> [Problem description] Copy out all the lines where "content" shows up.

> [Records supplied]
--- START ---

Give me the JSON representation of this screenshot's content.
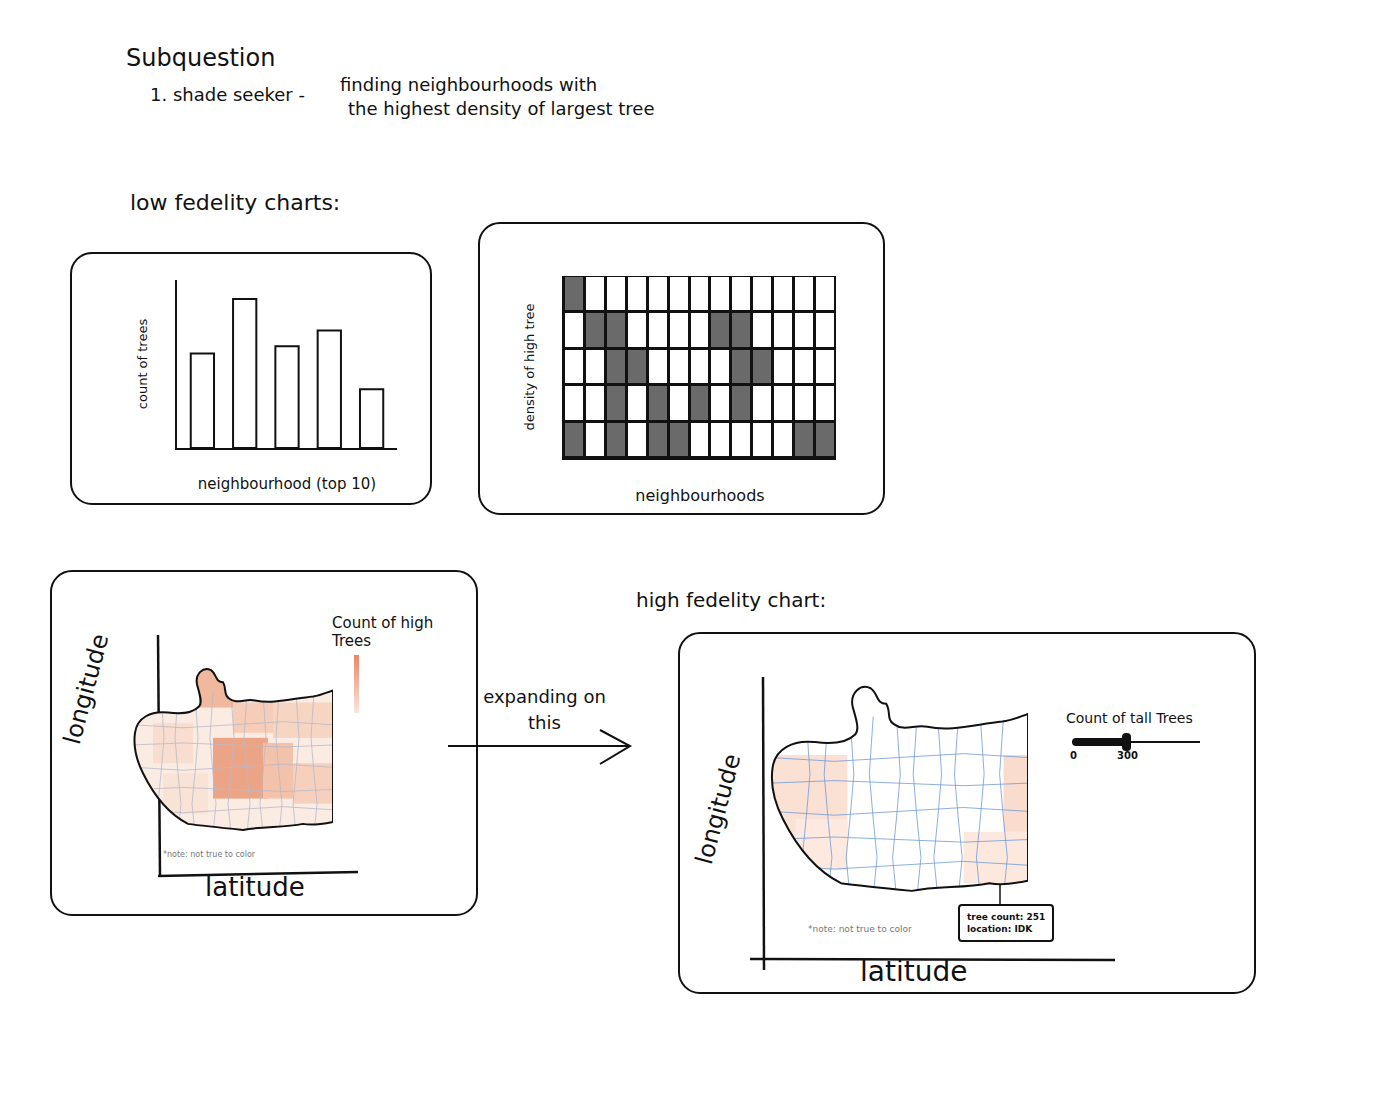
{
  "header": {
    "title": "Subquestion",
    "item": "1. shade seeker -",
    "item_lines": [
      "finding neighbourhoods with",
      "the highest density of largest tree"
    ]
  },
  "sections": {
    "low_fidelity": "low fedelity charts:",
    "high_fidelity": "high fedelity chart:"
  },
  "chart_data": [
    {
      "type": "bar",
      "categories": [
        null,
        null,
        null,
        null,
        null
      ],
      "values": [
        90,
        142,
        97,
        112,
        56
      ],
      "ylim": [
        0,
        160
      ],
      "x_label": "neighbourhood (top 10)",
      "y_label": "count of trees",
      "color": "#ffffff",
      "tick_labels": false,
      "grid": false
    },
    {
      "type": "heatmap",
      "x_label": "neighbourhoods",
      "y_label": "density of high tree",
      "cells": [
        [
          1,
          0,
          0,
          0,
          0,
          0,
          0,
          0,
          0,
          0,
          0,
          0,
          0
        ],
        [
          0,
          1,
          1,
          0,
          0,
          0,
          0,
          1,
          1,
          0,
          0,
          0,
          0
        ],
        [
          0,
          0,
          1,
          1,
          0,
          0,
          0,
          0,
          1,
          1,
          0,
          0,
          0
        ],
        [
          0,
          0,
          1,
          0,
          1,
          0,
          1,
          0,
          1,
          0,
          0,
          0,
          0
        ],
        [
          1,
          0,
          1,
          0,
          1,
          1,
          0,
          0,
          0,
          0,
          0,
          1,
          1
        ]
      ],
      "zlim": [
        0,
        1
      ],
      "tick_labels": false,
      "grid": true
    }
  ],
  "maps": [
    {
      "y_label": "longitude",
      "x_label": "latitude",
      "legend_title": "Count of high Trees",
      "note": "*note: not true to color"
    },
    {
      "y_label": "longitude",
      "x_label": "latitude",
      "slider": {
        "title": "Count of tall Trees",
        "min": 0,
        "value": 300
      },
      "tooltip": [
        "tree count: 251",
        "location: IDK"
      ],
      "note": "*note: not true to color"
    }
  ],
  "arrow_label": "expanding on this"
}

--- END ---
--- START ---

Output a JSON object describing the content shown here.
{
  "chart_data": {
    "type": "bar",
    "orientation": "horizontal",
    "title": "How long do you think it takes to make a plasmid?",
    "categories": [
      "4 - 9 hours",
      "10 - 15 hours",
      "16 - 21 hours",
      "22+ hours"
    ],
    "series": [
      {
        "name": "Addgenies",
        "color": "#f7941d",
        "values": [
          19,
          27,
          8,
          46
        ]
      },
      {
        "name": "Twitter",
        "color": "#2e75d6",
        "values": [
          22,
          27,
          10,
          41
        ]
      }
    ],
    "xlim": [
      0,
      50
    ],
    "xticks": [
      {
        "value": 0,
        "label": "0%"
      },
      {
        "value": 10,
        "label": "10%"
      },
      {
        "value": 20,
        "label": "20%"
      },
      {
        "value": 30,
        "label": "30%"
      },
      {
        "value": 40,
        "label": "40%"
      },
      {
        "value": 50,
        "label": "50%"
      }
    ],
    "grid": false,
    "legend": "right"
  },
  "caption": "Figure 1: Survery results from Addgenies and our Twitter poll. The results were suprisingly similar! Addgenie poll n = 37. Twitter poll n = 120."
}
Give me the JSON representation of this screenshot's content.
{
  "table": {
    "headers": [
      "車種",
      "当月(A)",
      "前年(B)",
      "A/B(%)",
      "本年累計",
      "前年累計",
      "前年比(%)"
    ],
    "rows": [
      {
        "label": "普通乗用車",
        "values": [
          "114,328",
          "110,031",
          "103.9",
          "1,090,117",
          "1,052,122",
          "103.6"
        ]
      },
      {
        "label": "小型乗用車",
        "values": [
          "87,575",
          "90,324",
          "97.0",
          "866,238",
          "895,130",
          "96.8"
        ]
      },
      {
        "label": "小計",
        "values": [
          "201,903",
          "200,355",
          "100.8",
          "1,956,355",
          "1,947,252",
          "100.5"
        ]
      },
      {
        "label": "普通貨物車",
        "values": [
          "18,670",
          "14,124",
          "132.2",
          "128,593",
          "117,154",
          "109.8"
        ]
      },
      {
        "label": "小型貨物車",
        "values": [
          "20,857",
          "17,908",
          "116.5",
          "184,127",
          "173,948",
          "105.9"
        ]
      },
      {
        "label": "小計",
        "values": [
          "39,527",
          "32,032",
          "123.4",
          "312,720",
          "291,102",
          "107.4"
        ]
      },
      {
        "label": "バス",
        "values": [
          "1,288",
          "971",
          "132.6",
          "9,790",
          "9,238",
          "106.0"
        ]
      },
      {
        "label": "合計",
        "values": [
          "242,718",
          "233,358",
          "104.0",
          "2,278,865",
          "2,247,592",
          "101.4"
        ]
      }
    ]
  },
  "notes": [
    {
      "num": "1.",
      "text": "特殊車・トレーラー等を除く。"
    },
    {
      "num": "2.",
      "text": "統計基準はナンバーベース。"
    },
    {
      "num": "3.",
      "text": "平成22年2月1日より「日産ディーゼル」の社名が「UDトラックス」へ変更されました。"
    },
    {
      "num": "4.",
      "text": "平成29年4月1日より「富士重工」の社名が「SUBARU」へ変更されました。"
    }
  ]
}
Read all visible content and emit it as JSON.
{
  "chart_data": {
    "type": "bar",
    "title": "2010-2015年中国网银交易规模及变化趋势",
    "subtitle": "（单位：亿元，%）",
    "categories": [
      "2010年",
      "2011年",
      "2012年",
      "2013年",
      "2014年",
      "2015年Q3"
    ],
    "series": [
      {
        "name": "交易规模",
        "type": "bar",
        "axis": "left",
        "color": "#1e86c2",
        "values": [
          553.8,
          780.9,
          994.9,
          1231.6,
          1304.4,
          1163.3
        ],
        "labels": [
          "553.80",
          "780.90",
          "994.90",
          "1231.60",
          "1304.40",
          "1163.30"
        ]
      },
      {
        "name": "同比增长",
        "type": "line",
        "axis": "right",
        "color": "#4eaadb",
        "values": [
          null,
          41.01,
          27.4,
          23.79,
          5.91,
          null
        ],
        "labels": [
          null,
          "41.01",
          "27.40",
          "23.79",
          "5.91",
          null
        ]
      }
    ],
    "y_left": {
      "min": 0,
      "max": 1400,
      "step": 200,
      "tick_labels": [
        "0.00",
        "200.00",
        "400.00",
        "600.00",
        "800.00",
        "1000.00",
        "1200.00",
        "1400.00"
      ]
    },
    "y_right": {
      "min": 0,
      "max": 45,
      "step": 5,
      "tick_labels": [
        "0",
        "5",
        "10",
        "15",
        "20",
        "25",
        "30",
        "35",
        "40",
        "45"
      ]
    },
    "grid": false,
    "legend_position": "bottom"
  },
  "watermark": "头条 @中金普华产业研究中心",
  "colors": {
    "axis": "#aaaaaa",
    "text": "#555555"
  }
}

--- END ---
--- START ---

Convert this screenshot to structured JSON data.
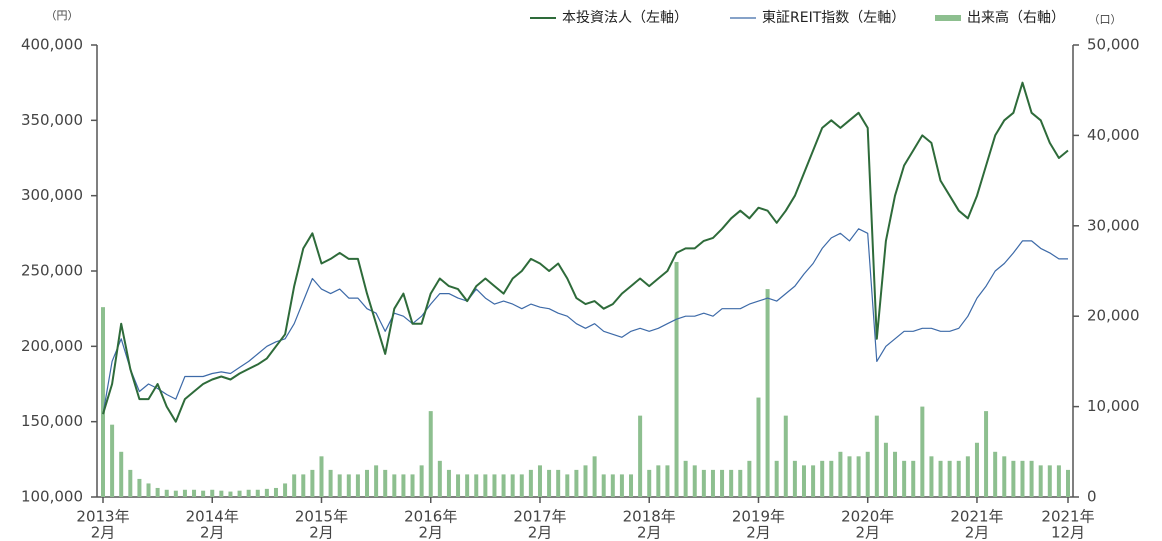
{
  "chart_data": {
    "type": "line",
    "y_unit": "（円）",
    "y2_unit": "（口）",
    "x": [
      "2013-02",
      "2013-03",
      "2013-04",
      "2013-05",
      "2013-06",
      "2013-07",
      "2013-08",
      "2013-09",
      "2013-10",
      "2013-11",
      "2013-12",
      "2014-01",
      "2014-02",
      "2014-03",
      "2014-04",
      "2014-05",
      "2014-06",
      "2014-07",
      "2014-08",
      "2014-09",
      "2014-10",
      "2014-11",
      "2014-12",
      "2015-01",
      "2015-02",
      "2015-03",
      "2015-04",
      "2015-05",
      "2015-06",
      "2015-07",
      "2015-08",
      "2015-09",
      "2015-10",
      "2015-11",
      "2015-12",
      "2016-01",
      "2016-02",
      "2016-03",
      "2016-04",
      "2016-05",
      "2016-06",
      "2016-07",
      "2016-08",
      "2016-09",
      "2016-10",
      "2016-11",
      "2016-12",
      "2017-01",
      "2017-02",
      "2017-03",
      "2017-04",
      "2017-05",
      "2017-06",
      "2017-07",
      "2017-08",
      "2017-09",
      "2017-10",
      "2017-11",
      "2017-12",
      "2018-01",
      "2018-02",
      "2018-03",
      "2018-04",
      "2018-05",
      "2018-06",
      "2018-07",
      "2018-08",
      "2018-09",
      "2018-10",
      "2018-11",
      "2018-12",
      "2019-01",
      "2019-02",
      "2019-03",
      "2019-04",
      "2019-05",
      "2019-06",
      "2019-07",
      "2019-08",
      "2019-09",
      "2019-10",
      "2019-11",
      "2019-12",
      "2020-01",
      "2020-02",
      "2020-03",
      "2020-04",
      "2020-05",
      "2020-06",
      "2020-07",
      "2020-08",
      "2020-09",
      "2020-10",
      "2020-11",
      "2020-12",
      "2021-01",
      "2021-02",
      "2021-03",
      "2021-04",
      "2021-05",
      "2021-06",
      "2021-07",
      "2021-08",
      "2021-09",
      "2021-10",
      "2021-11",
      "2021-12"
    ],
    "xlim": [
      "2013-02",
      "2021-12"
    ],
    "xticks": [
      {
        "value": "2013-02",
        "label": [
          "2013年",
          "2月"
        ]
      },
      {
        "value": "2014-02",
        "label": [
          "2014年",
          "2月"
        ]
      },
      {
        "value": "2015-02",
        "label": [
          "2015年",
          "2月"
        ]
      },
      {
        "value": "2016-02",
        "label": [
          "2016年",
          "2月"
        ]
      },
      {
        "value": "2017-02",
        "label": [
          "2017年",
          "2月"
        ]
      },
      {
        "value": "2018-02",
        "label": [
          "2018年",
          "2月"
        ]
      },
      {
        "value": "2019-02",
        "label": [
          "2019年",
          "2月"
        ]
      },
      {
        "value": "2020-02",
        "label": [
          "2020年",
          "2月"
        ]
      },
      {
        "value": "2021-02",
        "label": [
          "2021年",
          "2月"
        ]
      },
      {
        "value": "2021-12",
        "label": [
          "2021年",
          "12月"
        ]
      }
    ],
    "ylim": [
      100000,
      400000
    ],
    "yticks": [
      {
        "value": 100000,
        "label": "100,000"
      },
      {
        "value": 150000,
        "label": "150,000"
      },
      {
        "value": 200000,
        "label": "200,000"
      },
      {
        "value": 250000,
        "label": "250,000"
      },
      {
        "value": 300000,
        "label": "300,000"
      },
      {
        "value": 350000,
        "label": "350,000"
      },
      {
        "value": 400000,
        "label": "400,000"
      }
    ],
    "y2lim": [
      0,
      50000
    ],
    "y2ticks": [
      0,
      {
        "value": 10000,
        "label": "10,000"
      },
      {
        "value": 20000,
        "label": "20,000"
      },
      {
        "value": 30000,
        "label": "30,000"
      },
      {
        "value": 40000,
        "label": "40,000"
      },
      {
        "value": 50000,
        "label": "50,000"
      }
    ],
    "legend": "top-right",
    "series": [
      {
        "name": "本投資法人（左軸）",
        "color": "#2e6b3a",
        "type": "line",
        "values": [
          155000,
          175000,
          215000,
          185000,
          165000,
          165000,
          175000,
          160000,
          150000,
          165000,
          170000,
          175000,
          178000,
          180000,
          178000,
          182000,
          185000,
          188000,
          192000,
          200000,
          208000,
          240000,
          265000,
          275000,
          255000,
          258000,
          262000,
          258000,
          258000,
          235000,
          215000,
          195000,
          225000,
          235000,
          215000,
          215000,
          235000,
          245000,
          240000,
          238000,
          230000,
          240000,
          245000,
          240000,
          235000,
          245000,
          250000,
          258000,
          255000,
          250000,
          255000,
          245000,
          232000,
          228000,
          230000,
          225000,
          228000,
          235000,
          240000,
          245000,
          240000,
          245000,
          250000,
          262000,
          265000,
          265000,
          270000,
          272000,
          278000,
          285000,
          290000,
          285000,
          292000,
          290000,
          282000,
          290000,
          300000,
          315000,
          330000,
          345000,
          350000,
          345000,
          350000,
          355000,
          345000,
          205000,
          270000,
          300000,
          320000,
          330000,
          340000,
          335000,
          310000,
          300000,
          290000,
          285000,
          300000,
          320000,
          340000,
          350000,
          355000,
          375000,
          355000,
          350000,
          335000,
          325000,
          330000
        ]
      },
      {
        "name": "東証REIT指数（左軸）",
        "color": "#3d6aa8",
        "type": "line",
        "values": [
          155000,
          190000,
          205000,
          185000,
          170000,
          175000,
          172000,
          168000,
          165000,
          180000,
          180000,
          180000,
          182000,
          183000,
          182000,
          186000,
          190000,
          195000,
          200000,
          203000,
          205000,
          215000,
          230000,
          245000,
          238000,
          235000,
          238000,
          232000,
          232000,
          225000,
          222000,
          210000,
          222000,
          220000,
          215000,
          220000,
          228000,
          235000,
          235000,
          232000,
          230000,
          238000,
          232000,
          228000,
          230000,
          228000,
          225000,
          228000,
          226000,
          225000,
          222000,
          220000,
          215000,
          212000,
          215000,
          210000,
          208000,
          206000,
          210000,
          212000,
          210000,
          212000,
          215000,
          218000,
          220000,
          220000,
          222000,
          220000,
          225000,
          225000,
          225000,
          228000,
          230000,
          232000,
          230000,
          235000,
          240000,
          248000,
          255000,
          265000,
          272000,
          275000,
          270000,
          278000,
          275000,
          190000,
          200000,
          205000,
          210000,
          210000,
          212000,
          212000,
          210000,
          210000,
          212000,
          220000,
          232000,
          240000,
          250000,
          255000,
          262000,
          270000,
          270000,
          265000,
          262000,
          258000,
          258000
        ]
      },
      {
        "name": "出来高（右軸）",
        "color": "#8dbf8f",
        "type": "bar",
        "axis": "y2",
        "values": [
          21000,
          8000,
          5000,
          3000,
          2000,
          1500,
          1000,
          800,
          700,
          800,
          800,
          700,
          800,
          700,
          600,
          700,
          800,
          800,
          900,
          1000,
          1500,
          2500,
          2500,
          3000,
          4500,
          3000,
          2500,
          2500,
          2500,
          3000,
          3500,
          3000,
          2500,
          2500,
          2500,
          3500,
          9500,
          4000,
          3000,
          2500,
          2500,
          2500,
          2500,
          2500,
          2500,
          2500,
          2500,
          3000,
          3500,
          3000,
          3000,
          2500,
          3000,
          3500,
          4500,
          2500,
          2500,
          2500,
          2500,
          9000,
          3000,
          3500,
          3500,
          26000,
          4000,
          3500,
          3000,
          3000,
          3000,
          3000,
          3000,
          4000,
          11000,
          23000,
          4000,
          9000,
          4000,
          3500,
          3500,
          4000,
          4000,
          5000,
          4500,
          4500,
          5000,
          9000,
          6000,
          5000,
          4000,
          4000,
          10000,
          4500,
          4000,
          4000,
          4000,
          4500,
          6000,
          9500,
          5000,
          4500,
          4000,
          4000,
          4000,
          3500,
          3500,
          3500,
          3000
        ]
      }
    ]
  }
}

--- END ---

> [Result]
Give me the JSON representation of this screenshot's content.
Output a JSON object describing the content shown here.
Give me the JSON representation of this screenshot's content.
Read all visible content and emit it as JSON.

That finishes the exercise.